**Problem**
Drop every picture and give the entries back exactly.

**Input for this task**
>> Start

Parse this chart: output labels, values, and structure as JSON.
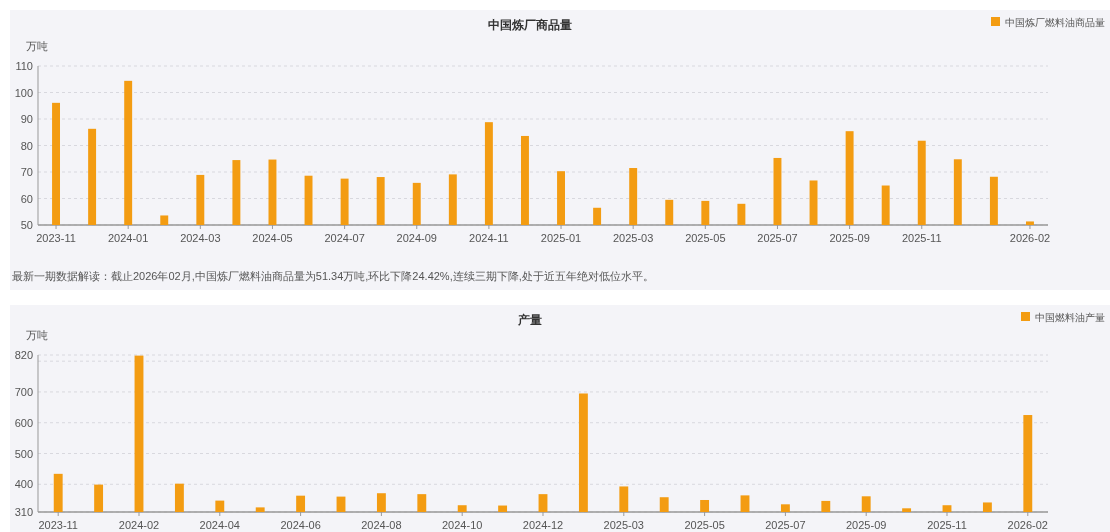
{
  "chart_data": [
    {
      "type": "bar",
      "title": "中国炼厂商品量",
      "ylabel": "万吨",
      "categories": [
        "2023-11",
        null,
        "2024-01",
        null,
        "2024-03",
        null,
        "2024-05",
        null,
        "2024-07",
        null,
        "2024-09",
        null,
        "2024-11",
        null,
        "2025-01",
        null,
        "2025-03",
        null,
        "2025-05",
        null,
        "2025-07",
        null,
        "2025-09",
        null,
        "2025-11",
        null,
        null,
        "2026-02"
      ],
      "series": [
        {
          "name": "中国炼厂燃料油商品量",
          "color": "#f39c12",
          "values": [
            96.1,
            86.3,
            104.4,
            53.6,
            68.9,
            74.5,
            74.7,
            68.6,
            67.5,
            68.1,
            65.9,
            69.1,
            88.8,
            83.6,
            70.3,
            56.5,
            71.5,
            59.5,
            59.1,
            58,
            75.3,
            66.8,
            85.4,
            64.9,
            81.8,
            74.8,
            68.2,
            51.34
          ]
        }
      ],
      "ylim": [
        50,
        110
      ],
      "yticks": [
        50,
        60,
        70,
        80,
        90,
        100,
        110
      ],
      "grid": "y",
      "legend": "top right",
      "annotations": [
        "最新一期数据解读：截止2026年02月,中国炼厂燃料油商品量为51.34万吨,环比下降24.42%,连续三期下降,处于近五年绝对低位水平。"
      ]
    },
    {
      "type": "bar",
      "title": "产量",
      "ylabel": "万吨",
      "categories": [
        "2023-11",
        null,
        "2024-02",
        null,
        "2024-04",
        null,
        "2024-06",
        null,
        "2024-08",
        null,
        "2024-10",
        null,
        "2024-12",
        null,
        "2025-03",
        null,
        "2025-05",
        null,
        "2025-07",
        null,
        "2025-09",
        null,
        "2025-11",
        null,
        "2026-02"
      ],
      "series": [
        {
          "name": "中国燃料油产量",
          "color": "#f39c12",
          "values": [
            434,
            399,
            818,
            402,
            347,
            325,
            363,
            360,
            371,
            368,
            332,
            331,
            368,
            695,
            393,
            358,
            349,
            364,
            335,
            346,
            361,
            322,
            332,
            341,
            625
          ]
        }
      ],
      "ylim": [
        310,
        820
      ],
      "yticks": [
        310,
        400,
        500,
        600,
        700,
        {
          "value": 800,
          "label": null
        },
        820
      ],
      "grid": "y",
      "legend": "top right"
    }
  ]
}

>> End

**Response to the task**
Parse this chart: output labels, values, and structure as JSON.
{
  "chart_data": [
    {
      "type": "bar",
      "title": "中国炼厂商品量",
      "ylabel": "万吨",
      "categories": [
        "2023-11",
        null,
        "2024-01",
        null,
        "2024-03",
        null,
        "2024-05",
        null,
        "2024-07",
        null,
        "2024-09",
        null,
        "2024-11",
        null,
        "2025-01",
        null,
        "2025-03",
        null,
        "2025-05",
        null,
        "2025-07",
        null,
        "2025-09",
        null,
        "2025-11",
        null,
        null,
        "2026-02"
      ],
      "series": [
        {
          "name": "中国炼厂燃料油商品量",
          "color": "#f39c12",
          "values": [
            96.1,
            86.3,
            104.4,
            53.6,
            68.9,
            74.5,
            74.7,
            68.6,
            67.5,
            68.1,
            65.9,
            69.1,
            88.8,
            83.6,
            70.3,
            56.5,
            71.5,
            59.5,
            59.1,
            58,
            75.3,
            66.8,
            85.4,
            64.9,
            81.8,
            74.8,
            68.2,
            51.34
          ]
        }
      ],
      "ylim": [
        50,
        110
      ],
      "yticks": [
        50,
        60,
        70,
        80,
        90,
        100,
        110
      ],
      "grid": "y",
      "legend": "top right",
      "annotations": [
        "最新一期数据解读：截止2026年02月,中国炼厂燃料油商品量为51.34万吨,环比下降24.42%,连续三期下降,处于近五年绝对低位水平。"
      ]
    },
    {
      "type": "bar",
      "title": "产量",
      "ylabel": "万吨",
      "categories": [
        "2023-11",
        null,
        "2024-02",
        null,
        "2024-04",
        null,
        "2024-06",
        null,
        "2024-08",
        null,
        "2024-10",
        null,
        "2024-12",
        null,
        "2025-03",
        null,
        "2025-05",
        null,
        "2025-07",
        null,
        "2025-09",
        null,
        "2025-11",
        null,
        "2026-02"
      ],
      "series": [
        {
          "name": "中国燃料油产量",
          "color": "#f39c12",
          "values": [
            434,
            399,
            818,
            402,
            347,
            325,
            363,
            360,
            371,
            368,
            332,
            331,
            368,
            695,
            393,
            358,
            349,
            364,
            335,
            346,
            361,
            322,
            332,
            341,
            625
          ]
        }
      ],
      "ylim": [
        310,
        820
      ],
      "yticks": [
        310,
        400,
        500,
        600,
        700,
        {
          "value": 800,
          "label": null
        },
        820
      ],
      "grid": "y",
      "legend": "top right"
    }
  ]
}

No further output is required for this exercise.